### WHAT IS NEEDED
Read the material below and tally how many lines hold the word "three", giving the number and nothing else.

◆ ◆ ◆ ◆ ◆ ◆ ◆

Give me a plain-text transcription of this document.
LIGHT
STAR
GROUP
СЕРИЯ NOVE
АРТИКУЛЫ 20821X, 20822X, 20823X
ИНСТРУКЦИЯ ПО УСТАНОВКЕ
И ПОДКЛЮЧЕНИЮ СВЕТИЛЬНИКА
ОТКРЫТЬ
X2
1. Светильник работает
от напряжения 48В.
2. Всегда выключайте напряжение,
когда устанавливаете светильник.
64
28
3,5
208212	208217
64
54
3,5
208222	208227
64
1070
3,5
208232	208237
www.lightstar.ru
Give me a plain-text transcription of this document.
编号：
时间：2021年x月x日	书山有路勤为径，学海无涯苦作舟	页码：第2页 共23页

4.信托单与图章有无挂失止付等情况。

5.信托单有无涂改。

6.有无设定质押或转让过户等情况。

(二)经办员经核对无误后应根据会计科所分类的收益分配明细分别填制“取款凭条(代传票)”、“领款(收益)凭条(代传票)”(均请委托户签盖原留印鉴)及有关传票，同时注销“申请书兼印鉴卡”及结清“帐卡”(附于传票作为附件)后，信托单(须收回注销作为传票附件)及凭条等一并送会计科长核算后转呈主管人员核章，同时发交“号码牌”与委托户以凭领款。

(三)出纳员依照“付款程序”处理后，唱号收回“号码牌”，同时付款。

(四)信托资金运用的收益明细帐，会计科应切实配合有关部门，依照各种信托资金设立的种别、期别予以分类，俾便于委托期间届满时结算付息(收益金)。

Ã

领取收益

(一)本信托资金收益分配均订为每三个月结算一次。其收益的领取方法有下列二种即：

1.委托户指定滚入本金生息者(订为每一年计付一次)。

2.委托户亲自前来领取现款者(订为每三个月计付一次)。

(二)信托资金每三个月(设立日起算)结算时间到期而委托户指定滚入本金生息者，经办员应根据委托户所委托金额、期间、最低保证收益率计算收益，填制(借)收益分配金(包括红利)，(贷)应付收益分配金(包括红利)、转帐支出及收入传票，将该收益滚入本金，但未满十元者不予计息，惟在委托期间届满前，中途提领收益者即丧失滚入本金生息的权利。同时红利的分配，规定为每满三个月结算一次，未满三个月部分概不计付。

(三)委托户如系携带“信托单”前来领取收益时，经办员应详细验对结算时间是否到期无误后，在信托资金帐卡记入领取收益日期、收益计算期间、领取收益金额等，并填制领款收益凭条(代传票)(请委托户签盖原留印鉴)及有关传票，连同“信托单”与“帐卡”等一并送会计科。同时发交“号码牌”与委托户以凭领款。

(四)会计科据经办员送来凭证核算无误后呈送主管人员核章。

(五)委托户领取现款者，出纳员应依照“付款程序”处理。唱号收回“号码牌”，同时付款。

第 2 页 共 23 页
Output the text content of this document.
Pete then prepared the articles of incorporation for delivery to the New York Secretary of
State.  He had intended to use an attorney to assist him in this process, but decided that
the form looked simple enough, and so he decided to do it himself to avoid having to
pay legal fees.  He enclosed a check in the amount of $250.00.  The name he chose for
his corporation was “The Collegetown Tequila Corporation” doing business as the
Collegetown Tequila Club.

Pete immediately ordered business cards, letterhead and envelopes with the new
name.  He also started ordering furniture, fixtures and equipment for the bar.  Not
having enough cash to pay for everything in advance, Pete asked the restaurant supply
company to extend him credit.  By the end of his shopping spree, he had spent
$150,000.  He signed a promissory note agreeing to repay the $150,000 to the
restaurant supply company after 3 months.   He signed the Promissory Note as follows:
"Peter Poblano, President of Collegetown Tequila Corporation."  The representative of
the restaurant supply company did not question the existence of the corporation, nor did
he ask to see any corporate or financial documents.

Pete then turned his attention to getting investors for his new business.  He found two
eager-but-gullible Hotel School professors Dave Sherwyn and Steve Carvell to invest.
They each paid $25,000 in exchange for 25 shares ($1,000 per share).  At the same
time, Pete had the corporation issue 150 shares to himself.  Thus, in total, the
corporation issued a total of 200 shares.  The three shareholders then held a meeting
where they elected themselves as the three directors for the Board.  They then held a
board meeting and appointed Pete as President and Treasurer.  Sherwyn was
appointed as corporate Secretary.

◆ ◆ ◆ ◆ ◆ ◆ ◆

### SOLUTION TO THE PROBLEM
2